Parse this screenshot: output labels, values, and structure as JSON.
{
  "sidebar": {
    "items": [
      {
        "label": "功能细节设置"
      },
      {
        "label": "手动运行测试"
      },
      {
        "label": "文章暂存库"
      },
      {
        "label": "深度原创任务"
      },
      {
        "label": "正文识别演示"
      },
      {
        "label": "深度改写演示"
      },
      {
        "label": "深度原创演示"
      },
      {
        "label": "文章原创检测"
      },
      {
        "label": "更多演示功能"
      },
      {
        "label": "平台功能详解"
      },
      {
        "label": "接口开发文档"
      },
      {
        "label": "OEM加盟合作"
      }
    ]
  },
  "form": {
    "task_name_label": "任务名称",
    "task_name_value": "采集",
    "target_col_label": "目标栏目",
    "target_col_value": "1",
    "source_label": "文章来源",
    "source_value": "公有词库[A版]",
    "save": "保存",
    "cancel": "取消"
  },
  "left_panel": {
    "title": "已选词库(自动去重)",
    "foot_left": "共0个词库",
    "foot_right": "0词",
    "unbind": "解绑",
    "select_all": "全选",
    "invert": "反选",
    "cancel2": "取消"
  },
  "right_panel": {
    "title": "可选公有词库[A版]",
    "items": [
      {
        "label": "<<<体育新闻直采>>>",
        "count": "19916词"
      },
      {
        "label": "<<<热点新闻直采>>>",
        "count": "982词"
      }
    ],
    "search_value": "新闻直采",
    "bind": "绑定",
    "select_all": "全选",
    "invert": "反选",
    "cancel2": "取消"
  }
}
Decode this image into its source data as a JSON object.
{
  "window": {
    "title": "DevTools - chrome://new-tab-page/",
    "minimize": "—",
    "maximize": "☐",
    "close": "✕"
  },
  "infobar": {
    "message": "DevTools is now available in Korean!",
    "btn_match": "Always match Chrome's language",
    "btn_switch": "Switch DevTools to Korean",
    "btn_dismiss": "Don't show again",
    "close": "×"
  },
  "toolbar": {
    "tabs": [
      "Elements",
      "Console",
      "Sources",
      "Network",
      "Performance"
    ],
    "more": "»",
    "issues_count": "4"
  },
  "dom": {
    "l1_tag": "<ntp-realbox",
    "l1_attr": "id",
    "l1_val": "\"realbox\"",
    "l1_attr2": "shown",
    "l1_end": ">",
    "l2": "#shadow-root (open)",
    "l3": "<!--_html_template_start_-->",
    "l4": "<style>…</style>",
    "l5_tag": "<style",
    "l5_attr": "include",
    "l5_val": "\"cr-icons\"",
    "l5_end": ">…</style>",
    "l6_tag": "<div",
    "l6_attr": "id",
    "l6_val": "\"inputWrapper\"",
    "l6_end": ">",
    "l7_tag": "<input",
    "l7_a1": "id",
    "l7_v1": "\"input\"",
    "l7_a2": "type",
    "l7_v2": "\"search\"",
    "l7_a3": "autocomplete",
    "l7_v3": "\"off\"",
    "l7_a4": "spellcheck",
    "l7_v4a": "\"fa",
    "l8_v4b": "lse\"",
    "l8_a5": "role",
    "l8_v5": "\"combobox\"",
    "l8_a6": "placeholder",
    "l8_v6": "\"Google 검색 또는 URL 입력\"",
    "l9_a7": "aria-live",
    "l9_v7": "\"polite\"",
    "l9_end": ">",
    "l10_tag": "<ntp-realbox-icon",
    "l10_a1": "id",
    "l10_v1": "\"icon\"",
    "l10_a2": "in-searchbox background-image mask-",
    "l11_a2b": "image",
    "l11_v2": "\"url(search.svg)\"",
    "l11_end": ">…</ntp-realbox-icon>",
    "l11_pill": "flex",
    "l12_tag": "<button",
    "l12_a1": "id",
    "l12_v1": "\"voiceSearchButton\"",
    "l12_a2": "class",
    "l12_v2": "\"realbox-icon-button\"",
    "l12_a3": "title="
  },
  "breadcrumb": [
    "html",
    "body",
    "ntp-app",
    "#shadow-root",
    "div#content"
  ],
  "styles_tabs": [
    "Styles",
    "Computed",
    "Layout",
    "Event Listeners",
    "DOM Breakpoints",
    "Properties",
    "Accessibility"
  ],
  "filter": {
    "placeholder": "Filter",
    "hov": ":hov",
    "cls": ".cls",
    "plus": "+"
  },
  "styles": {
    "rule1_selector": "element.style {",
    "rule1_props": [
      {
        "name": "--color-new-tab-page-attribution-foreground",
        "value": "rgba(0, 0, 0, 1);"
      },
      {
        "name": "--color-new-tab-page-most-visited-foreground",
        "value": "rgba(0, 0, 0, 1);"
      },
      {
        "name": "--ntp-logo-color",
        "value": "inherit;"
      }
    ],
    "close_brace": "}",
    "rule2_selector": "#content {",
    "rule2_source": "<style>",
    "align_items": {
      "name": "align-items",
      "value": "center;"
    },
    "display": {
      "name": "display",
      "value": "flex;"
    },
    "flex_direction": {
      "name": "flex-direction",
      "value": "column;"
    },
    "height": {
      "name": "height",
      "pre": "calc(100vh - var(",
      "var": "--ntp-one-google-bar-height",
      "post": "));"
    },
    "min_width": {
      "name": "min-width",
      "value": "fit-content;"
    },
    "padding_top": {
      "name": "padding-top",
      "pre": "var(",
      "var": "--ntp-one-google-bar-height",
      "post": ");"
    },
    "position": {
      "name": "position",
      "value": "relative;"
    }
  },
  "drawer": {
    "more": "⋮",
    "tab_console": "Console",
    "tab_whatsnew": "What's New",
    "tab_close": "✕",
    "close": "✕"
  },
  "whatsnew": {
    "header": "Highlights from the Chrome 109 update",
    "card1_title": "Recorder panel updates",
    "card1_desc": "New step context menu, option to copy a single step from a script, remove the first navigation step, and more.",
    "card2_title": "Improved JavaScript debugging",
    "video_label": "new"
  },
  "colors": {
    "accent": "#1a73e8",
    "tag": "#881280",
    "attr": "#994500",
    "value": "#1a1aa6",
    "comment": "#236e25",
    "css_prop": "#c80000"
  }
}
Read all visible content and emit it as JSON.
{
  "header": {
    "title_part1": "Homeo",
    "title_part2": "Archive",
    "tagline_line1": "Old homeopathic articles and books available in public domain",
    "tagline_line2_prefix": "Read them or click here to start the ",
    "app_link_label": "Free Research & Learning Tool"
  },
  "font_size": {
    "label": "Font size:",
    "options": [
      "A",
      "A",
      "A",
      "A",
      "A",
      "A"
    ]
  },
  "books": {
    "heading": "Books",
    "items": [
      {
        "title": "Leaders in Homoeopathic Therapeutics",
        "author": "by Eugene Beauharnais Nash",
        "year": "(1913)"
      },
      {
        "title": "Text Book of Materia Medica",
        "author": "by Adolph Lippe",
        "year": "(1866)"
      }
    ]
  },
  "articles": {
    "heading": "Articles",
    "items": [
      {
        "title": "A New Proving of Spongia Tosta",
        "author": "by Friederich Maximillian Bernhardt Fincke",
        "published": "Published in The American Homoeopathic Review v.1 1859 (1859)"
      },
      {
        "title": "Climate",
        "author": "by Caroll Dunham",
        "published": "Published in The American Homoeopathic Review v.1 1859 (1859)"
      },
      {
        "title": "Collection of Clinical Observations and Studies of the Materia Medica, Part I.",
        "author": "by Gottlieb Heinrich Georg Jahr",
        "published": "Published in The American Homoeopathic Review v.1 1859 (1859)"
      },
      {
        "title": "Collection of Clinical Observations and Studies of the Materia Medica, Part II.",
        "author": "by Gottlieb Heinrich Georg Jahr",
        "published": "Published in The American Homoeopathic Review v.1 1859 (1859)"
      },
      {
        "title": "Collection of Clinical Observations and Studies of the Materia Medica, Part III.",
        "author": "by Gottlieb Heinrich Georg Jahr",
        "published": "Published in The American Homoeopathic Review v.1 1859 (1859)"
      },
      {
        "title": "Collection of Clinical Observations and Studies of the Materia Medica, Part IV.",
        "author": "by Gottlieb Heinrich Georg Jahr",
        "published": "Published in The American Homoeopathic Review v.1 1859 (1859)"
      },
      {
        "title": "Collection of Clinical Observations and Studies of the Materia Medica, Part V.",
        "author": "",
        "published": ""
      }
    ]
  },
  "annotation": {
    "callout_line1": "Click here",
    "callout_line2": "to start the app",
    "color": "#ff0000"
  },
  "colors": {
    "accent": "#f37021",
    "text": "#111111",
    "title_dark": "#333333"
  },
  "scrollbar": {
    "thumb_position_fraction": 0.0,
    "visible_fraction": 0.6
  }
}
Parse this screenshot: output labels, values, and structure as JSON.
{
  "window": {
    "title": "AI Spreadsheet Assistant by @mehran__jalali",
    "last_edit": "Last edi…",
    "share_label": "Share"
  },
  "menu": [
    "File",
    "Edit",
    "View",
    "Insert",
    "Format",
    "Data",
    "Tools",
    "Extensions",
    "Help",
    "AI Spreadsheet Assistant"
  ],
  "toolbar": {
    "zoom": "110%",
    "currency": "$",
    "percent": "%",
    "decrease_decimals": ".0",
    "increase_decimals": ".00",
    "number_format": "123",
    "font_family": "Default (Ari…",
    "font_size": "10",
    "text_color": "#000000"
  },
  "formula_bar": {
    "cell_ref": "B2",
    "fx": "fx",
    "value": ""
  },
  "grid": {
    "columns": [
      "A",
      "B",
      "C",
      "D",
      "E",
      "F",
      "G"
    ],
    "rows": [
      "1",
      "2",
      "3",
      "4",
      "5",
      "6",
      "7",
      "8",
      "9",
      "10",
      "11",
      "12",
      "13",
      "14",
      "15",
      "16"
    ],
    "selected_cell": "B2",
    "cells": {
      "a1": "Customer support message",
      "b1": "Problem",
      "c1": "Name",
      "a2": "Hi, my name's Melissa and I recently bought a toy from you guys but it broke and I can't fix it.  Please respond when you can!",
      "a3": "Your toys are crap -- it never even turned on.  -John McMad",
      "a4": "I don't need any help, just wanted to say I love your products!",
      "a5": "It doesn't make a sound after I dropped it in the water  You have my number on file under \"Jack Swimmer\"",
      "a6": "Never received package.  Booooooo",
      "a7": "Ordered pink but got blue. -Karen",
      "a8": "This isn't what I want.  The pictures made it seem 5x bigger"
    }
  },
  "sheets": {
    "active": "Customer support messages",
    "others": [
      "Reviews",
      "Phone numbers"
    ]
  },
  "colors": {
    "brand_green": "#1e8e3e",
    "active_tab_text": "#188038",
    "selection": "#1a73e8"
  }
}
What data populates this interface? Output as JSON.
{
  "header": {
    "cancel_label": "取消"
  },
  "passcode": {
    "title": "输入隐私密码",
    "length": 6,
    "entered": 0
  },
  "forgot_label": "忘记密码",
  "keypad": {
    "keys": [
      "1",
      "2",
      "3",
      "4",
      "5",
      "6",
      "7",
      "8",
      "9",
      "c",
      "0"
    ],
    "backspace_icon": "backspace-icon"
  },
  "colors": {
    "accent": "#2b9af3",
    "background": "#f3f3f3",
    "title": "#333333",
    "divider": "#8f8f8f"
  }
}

────────

### Task description
Reproduce exactly the lines from the one containing "What data populates" through the last line of the records above, including both, and nothing else.

### Correct result
What data populates this interface? Output as JSON.
{
  "header": {
    "cancel_label": "取消"
  },
  "passcode": {
    "title": "输入隐私密码",
    "length": 6,
    "entered": 0
  },
  "forgot_label": "忘记密码",
  "keypad": {
    "keys": [
      "1",
      "2",
      "3",
      "4",
      "5",
      "6",
      "7",
      "8",
      "9",
      "c",
      "0"
    ],
    "backspace_icon": "backspace-icon"
  },
  "colors": {
    "accent": "#2b9af3",
    "background": "#f3f3f3",
    "title": "#333333",
    "divider": "#8f8f8f"
  }
}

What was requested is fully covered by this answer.